--- start Excerpted text ---
Speaker 1Yesterday at the gathering, the major theme, besides the relationships building, was change and how we all are going to go through a lot of changes. Change is going to be constant and it's going to be faster and faster. And then we talked about this fact that if we want to effectively go through changes, through change that's going to be accelerating, we need to have resilience, because change most often brings setbacks and brings things that don't work, that challenges that we have to figure out. That's why we don't like change that much, because we know we'll have to work through stuff. Right, but change is inevitable and us resisting it is not going to do anything to change. It's just going to make our experience more miserable when we decide to suffer instead of taking ownership and being proactive and taking action and improving things. So we talked a lot about change and how we got to be resilient. If we want to successfully go through change and create more opportunity, more successes, better things because of the change, we got to be resilient.
Speaker 1But as someone who's been working in resilience, in building capacity for a person to change, to endure, to achieve more goals and success, I often find myself in these conversations and I hear this confirmation yes, we all got to be more resilient. But then I almost never unless I'm talking to a fellow coach or practitioner in the resilience arena. I almost never hear from other leaders how we build resilience. It's kind of like well, in order to be healthy, you got to be fit right. But how do you get fit? Well, with fitness, it's more or less known you get fit by exercising, you don't just get fit out of nowhere. But with resilience it's the same. Just many leaders don't have any idea or toolkits or frameworks, simple things that they can implement to build that resilience on an organizational level. They're like well, our people got to be resilient. Let's just pump them up with some speaking about that or conversations or I don't know some events, and we'll talk about resilience.
--- end Excerpted text ---
Given request a: Copy the entries verbatim, everything from the first one down to the line containing "ccnt-point: [642, 242, 649, 250]", both included.
--- start Entries supplied ---
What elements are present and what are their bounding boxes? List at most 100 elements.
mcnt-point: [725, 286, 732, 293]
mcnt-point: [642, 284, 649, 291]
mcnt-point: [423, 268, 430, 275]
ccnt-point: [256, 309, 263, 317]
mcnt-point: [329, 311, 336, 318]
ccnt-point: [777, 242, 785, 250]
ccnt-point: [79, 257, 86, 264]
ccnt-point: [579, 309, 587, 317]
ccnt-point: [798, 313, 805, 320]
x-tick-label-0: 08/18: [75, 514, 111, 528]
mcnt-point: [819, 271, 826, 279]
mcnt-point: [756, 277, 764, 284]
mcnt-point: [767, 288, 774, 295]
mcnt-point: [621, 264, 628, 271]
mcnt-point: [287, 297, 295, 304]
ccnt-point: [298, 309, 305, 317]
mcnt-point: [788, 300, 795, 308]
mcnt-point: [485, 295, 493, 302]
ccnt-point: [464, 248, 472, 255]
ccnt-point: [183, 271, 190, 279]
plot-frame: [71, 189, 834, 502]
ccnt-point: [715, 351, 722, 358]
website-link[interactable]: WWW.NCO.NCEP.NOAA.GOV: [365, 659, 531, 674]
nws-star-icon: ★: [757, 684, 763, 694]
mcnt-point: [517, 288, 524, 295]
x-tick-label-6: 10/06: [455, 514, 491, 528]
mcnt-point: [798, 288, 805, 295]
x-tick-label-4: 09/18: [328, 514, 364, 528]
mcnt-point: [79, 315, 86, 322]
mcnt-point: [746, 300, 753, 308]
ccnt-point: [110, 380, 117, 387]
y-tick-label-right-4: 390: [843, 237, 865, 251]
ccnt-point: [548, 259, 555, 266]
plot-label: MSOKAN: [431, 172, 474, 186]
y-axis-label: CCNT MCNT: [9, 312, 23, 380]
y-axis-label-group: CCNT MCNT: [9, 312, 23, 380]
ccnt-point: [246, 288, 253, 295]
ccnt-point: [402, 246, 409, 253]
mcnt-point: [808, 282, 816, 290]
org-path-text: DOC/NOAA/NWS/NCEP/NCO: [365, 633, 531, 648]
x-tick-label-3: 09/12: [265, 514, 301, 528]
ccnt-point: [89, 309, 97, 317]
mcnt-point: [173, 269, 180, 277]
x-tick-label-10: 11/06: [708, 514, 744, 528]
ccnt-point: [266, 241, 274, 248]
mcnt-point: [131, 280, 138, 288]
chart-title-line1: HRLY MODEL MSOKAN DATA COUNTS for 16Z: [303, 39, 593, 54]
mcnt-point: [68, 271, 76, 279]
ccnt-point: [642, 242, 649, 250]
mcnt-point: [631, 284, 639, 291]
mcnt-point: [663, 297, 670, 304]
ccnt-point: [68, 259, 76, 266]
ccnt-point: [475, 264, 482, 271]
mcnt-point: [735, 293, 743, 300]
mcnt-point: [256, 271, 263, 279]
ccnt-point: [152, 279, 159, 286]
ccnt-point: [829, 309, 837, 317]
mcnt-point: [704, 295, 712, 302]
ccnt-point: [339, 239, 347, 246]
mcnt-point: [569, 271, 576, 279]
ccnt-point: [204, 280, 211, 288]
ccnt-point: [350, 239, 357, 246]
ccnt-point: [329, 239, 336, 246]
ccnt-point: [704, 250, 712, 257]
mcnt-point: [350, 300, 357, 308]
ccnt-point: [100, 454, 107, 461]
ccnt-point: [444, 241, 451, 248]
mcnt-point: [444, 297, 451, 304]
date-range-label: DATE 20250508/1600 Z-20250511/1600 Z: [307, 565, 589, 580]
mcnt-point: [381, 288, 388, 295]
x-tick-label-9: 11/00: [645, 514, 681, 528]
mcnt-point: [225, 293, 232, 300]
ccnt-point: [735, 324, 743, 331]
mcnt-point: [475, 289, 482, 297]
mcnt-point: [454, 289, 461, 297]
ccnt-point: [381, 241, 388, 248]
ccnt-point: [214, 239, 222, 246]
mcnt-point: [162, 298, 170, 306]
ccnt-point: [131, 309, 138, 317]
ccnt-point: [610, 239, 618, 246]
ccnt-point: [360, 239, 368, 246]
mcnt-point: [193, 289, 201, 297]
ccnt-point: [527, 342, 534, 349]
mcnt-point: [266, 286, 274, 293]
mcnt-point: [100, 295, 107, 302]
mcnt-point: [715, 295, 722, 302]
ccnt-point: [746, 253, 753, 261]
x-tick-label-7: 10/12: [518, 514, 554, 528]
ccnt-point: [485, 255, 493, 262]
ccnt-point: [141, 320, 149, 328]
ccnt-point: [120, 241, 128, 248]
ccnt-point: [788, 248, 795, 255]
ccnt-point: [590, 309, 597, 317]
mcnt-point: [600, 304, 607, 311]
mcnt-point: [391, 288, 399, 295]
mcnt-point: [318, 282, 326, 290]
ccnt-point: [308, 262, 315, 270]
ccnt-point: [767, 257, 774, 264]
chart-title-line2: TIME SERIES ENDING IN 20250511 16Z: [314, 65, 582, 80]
--- end Entries supplied ---
Given request b: In the transcript, list the things the speaker names as the alternative to deciding to suffer through change.

Task solution a:
What elements are present and what are their bounding boxes? List at most 100 elements.
mcnt-point: [725, 286, 732, 293]
mcnt-point: [642, 284, 649, 291]
mcnt-point: [423, 268, 430, 275]
ccnt-point: [256, 309, 263, 317]
mcnt-point: [329, 311, 336, 318]
ccnt-point: [777, 242, 785, 250]
ccnt-point: [79, 257, 86, 264]
ccnt-point: [579, 309, 587, 317]
ccnt-point: [798, 313, 805, 320]
x-tick-label-0: 08/18: [75, 514, 111, 528]
mcnt-point: [819, 271, 826, 279]
mcnt-point: [756, 277, 764, 284]
mcnt-point: [767, 288, 774, 295]
mcnt-point: [621, 264, 628, 271]
mcnt-point: [287, 297, 295, 304]
ccnt-point: [298, 309, 305, 317]
mcnt-point: [788, 300, 795, 308]
mcnt-point: [485, 295, 493, 302]
ccnt-point: [464, 248, 472, 255]
ccnt-point: [183, 271, 190, 279]
plot-frame: [71, 189, 834, 502]
ccnt-point: [715, 351, 722, 358]
website-link[interactable]: WWW.NCO.NCEP.NOAA.GOV: [365, 659, 531, 674]
nws-star-icon: ★: [757, 684, 763, 694]
mcnt-point: [517, 288, 524, 295]
x-tick-label-6: 10/06: [455, 514, 491, 528]
mcnt-point: [798, 288, 805, 295]
x-tick-label-4: 09/18: [328, 514, 364, 528]
mcnt-point: [79, 315, 86, 322]
mcnt-point: [746, 300, 753, 308]
ccnt-point: [110, 380, 117, 387]
y-tick-label-right-4: 390: [843, 237, 865, 251]
ccnt-point: [548, 259, 555, 266]
plot-label: MSOKAN: [431, 172, 474, 186]
y-axis-label: CCNT MCNT: [9, 312, 23, 380]
y-axis-label-group: CCNT MCNT: [9, 312, 23, 380]
ccnt-point: [246, 288, 253, 295]
ccnt-point: [402, 246, 409, 253]
mcnt-point: [808, 282, 816, 290]
org-path-text: DOC/NOAA/NWS/NCEP/NCO: [365, 633, 531, 648]
x-tick-label-3: 09/12: [265, 514, 301, 528]
ccnt-point: [89, 309, 97, 317]
mcnt-point: [173, 269, 180, 277]
x-tick-label-10: 11/06: [708, 514, 744, 528]
ccnt-point: [266, 241, 274, 248]
mcnt-point: [131, 280, 138, 288]
chart-title-line1: HRLY MODEL MSOKAN DATA COUNTS for 16Z: [303, 39, 593, 54]
mcnt-point: [68, 271, 76, 279]
ccnt-point: [642, 242, 649, 250]

Task solution b:
- taking ownership
- being proactive
- taking action
- improving things